Exercise aim » Return the lines where the word "великим" occurs.

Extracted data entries
— start —

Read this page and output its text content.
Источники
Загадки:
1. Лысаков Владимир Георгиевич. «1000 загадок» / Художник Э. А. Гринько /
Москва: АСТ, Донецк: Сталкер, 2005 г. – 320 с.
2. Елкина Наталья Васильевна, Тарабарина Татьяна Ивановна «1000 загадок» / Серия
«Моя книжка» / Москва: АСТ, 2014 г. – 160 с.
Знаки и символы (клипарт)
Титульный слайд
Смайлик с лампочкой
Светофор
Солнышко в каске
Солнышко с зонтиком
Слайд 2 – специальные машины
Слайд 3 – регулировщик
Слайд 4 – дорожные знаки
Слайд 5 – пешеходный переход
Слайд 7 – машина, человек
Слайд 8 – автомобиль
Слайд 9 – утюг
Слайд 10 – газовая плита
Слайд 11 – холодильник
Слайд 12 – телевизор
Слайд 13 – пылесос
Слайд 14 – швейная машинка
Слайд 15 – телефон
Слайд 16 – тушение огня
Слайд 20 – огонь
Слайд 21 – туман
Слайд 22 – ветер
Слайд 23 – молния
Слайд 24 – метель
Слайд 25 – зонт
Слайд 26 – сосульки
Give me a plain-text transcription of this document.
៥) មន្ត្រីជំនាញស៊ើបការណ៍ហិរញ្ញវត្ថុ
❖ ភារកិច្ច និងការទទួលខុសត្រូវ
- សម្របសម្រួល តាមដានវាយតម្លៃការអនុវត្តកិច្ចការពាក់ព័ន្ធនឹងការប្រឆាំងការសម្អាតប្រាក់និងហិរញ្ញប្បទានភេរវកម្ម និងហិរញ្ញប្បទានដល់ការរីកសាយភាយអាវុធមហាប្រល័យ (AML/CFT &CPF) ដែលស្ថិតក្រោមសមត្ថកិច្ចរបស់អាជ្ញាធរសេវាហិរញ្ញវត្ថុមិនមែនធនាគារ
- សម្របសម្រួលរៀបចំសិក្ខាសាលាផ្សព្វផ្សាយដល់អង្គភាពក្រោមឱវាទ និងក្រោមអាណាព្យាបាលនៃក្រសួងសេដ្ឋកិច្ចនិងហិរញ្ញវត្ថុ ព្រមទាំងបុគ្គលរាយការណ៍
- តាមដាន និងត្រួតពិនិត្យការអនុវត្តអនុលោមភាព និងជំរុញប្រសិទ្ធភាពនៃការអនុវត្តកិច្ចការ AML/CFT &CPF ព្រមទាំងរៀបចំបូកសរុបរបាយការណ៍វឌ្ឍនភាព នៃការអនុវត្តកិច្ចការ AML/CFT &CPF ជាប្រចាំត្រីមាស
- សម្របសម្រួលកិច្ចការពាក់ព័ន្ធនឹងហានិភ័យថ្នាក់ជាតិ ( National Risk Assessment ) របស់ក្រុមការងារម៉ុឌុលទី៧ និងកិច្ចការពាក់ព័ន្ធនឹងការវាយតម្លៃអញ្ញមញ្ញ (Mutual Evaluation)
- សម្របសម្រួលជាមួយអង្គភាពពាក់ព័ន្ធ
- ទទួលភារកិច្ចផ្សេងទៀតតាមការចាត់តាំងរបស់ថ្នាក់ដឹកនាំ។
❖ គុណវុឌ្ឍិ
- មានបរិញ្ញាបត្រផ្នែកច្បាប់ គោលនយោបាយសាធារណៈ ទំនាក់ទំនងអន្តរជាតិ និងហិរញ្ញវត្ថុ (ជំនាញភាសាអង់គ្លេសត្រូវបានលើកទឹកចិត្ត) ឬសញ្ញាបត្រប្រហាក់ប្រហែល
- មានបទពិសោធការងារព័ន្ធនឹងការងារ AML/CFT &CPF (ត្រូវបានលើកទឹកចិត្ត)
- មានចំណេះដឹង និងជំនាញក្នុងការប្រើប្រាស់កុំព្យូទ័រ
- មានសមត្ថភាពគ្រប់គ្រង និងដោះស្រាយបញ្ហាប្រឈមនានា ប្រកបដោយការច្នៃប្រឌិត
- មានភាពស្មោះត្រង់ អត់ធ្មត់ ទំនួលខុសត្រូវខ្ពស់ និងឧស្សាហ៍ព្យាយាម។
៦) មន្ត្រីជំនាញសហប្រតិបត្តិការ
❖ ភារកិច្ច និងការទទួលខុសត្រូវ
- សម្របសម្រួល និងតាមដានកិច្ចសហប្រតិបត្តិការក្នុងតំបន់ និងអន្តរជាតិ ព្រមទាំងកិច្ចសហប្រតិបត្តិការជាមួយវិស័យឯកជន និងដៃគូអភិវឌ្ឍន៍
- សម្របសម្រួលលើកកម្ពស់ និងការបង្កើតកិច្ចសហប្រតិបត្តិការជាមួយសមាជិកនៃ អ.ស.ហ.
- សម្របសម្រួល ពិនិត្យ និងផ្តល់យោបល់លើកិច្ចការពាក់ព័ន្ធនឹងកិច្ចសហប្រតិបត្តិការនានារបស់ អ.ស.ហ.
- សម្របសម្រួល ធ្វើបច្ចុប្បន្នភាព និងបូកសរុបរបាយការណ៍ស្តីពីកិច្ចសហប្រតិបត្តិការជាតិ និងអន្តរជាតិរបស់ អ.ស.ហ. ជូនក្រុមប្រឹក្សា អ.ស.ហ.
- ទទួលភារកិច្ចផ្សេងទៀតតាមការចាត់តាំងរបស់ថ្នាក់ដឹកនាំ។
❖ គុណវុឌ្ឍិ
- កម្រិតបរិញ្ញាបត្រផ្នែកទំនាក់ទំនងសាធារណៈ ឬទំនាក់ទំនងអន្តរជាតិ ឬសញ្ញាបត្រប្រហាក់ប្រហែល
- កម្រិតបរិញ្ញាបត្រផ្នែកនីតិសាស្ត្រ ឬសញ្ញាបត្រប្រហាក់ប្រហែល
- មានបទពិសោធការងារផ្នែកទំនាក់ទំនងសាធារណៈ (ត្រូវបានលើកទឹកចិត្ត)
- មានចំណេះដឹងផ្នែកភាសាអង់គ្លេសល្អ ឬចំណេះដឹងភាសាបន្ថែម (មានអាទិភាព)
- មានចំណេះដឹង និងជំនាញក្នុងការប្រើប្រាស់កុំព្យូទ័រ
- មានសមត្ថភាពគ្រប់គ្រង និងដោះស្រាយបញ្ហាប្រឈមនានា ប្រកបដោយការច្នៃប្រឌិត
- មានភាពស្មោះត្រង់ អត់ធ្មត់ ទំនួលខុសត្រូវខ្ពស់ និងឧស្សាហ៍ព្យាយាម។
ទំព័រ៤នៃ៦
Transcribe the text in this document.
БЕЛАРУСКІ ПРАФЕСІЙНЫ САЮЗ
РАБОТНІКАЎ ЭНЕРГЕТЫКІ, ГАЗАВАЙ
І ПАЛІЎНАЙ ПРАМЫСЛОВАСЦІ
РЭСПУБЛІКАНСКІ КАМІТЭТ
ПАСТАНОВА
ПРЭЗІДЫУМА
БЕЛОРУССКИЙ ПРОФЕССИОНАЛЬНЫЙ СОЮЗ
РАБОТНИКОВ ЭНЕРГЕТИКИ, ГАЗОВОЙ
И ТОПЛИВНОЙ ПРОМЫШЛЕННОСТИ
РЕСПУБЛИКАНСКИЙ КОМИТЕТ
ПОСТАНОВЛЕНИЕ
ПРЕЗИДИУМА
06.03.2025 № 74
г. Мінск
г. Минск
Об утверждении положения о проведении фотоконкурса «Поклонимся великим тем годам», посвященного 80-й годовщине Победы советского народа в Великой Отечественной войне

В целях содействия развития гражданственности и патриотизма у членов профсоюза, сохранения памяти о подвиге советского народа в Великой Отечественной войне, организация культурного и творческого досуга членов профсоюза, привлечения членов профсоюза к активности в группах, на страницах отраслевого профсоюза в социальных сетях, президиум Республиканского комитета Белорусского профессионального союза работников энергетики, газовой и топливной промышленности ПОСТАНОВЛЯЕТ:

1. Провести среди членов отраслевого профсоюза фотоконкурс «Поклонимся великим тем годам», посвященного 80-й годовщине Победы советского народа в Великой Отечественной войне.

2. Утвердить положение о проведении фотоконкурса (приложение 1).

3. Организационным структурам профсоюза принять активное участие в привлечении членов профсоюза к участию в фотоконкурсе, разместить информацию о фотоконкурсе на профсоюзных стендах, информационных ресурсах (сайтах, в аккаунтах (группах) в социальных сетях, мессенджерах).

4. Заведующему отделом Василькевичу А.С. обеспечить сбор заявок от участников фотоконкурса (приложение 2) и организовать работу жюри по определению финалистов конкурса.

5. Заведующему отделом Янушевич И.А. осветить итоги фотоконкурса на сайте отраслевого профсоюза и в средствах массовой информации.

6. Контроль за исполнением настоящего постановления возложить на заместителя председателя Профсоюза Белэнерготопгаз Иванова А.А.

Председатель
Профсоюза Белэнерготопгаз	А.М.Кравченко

— end —

Answer to this exercise »
Об утверждении положения о проведении фотоконкурса «Поклонимся великим тем годам», посвященного 80-й годовщине Победы советского народа в Великой Отечественной войне
1. Провести среди членов отраслевого профсоюза фотоконкурс «Поклонимся великим тем годам», посвященного 80-й годовщине Победы советского народа в Великой Отечественной войне.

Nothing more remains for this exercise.